Lines containing the word "during" are to be located and copied.

### Data shown
"""

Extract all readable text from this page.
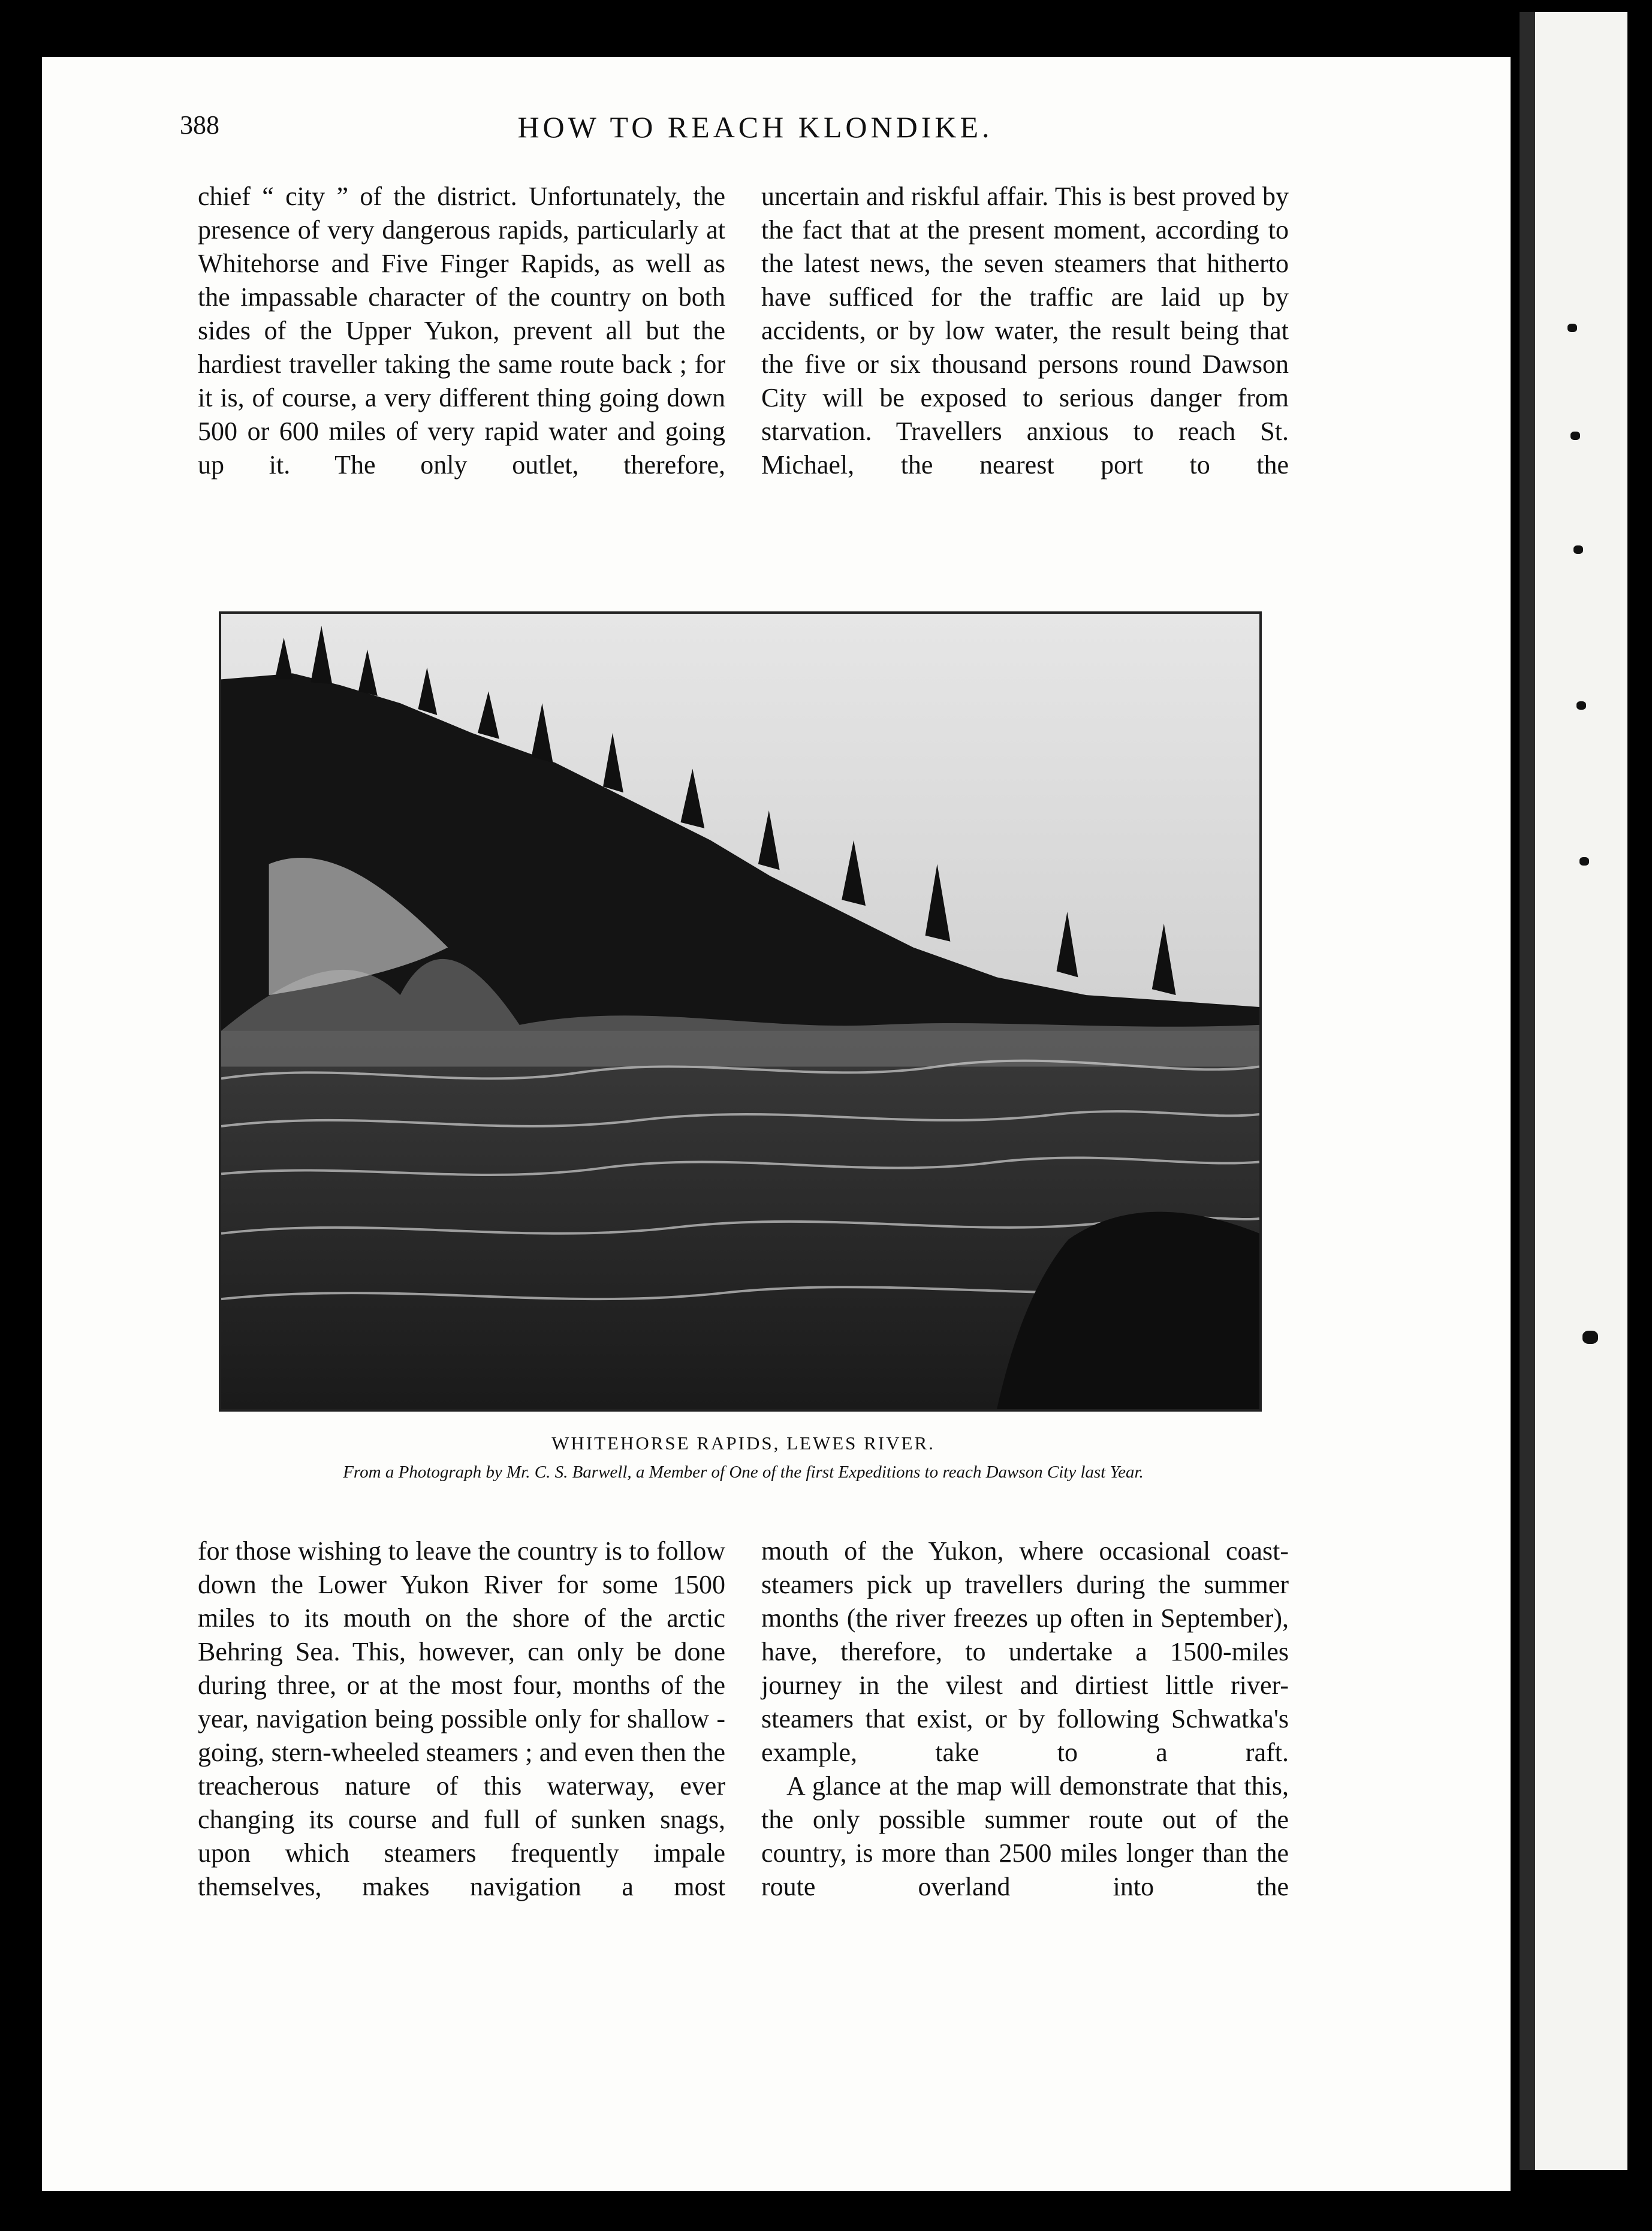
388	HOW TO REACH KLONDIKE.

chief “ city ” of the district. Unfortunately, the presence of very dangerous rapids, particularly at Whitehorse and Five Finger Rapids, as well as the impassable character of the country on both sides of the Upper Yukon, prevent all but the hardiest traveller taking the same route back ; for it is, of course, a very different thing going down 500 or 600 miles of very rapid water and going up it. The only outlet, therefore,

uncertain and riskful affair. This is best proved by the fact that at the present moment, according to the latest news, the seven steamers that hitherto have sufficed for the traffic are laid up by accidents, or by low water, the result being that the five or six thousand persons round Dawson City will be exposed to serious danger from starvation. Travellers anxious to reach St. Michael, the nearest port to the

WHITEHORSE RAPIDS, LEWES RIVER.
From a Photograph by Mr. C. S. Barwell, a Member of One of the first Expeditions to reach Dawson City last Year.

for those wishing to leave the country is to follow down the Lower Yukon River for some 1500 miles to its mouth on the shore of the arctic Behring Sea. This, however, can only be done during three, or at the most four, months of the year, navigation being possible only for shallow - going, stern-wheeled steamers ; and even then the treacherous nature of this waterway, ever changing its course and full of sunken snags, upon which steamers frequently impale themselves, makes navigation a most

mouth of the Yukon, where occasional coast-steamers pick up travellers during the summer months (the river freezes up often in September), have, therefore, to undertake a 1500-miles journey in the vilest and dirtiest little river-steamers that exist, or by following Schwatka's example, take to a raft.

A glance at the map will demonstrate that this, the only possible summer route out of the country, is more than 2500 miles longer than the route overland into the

"""
"""

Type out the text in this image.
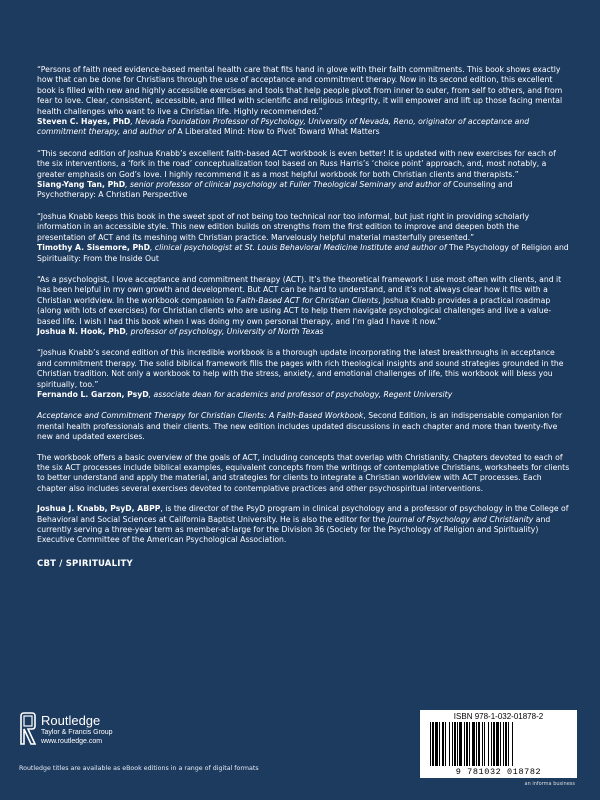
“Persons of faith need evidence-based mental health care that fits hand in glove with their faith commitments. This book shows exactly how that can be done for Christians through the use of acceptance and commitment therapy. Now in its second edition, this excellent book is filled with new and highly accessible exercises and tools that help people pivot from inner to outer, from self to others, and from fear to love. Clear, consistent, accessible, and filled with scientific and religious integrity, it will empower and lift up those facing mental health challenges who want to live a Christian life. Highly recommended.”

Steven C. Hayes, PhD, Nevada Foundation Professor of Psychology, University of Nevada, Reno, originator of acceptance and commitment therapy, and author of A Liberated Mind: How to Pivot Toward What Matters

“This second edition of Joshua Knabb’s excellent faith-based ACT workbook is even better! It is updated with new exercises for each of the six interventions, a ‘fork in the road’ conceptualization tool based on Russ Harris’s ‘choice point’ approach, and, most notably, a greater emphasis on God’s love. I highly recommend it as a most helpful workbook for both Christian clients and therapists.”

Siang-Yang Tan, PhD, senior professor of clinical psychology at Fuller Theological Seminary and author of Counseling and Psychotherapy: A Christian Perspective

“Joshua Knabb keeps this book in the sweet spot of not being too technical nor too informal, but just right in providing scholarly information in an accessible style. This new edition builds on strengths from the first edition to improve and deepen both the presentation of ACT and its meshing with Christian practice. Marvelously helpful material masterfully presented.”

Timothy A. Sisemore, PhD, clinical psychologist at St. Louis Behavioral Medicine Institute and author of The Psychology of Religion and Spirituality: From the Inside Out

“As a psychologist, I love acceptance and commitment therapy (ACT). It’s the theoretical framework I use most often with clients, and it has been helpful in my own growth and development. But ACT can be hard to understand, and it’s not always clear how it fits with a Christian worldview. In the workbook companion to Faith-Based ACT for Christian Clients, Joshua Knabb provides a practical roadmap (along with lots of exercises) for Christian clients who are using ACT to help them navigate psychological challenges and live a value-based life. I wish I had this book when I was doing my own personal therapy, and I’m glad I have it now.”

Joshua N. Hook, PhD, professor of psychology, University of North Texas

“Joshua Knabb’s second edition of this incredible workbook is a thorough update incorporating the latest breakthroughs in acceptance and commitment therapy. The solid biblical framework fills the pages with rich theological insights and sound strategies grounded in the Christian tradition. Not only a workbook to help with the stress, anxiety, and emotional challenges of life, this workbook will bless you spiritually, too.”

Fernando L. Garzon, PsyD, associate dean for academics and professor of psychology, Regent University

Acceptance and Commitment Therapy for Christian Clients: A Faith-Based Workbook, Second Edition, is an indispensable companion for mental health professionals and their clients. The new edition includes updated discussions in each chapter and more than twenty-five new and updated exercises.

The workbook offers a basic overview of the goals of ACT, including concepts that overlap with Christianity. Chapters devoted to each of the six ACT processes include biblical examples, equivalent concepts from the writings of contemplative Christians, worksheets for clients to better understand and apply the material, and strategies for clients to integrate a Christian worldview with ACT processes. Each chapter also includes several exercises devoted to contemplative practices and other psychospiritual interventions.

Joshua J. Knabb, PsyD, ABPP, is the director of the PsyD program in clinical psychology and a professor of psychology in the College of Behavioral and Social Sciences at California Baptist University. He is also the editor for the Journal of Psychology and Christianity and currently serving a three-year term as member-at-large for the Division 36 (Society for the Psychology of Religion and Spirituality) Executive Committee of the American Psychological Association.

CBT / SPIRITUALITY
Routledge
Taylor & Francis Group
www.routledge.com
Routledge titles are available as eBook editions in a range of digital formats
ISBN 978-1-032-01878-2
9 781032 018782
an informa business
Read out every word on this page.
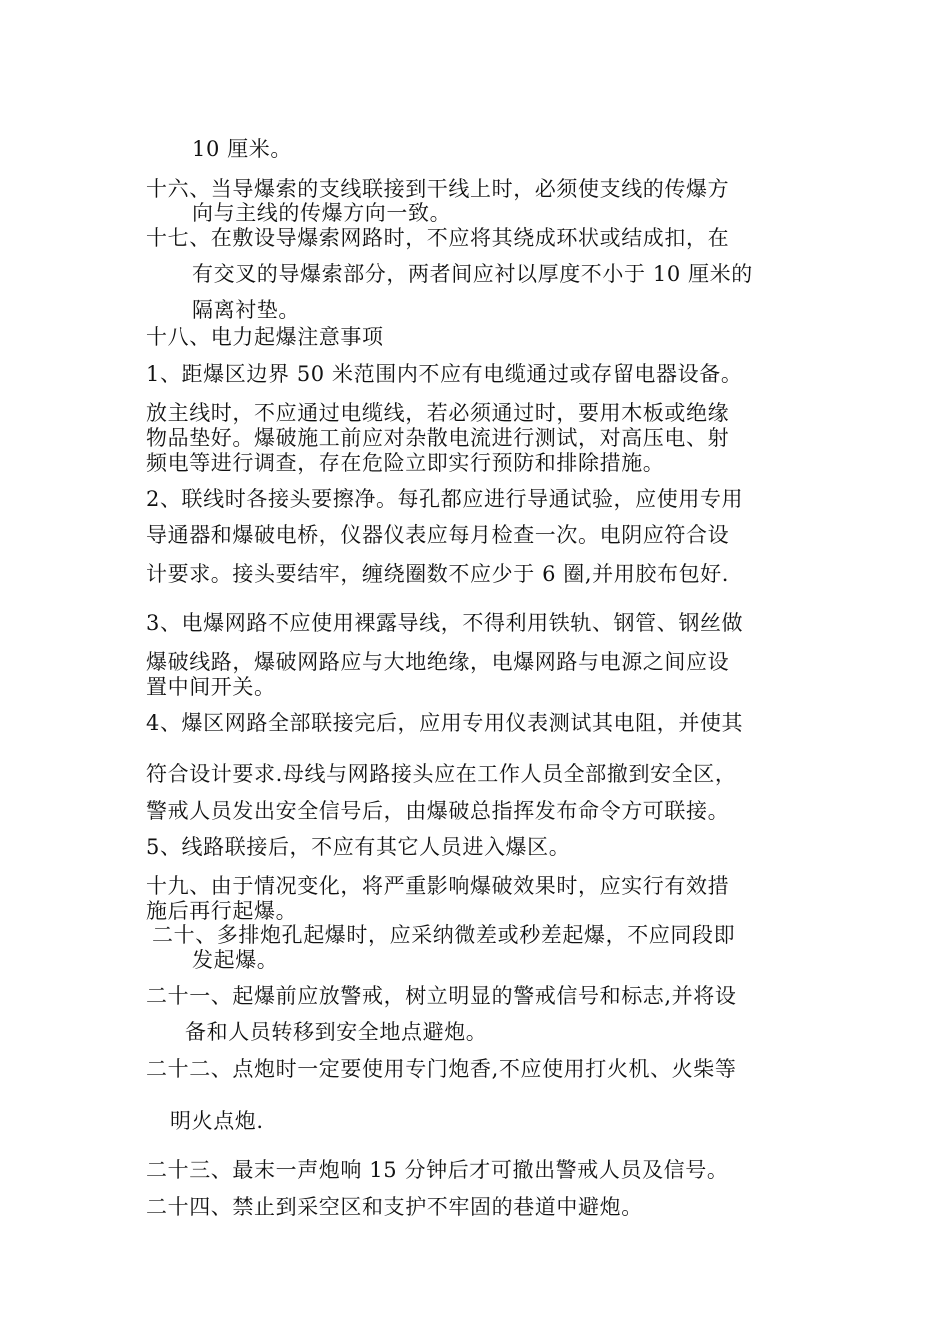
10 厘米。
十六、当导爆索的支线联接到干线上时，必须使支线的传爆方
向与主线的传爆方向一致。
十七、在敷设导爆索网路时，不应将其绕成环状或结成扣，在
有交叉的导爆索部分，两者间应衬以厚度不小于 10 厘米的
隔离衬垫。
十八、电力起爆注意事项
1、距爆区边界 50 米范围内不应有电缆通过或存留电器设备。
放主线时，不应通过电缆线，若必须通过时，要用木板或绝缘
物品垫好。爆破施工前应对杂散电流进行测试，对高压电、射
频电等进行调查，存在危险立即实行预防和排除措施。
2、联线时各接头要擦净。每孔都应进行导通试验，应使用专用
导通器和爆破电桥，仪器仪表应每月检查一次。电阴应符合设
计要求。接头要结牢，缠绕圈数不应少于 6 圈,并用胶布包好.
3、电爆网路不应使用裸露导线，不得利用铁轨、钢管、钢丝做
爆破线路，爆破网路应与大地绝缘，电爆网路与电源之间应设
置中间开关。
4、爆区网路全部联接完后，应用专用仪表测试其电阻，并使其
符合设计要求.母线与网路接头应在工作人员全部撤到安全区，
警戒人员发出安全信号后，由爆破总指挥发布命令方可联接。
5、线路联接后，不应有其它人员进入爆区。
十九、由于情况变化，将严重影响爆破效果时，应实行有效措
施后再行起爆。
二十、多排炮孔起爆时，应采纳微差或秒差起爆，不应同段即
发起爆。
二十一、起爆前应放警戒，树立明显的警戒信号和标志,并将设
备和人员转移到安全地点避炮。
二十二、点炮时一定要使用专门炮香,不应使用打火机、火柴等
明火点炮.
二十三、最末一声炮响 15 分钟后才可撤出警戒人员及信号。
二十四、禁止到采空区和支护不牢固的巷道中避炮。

"""

### Output
for those wishing to leave the country is to follow down the Lower Yukon River for some 1500 miles to its mouth on the shore of the arctic Behring Sea. This, however, can only be done during three, or at the most four, months of the year, navigation being possible only for shallow - going, stern-wheeled steamers ; and even then the treacherous nature of this waterway, ever changing its course and full of sunken snags, upon which steamers frequently impale themselves, makes navigation a most
mouth of the Yukon, where occasional coast-steamers pick up travellers during the summer months (the river freezes up often in September), have, therefore, to undertake a 1500-miles journey in the vilest and dirtiest little river-steamers that exist, or by following Schwatka's example, take to a raft.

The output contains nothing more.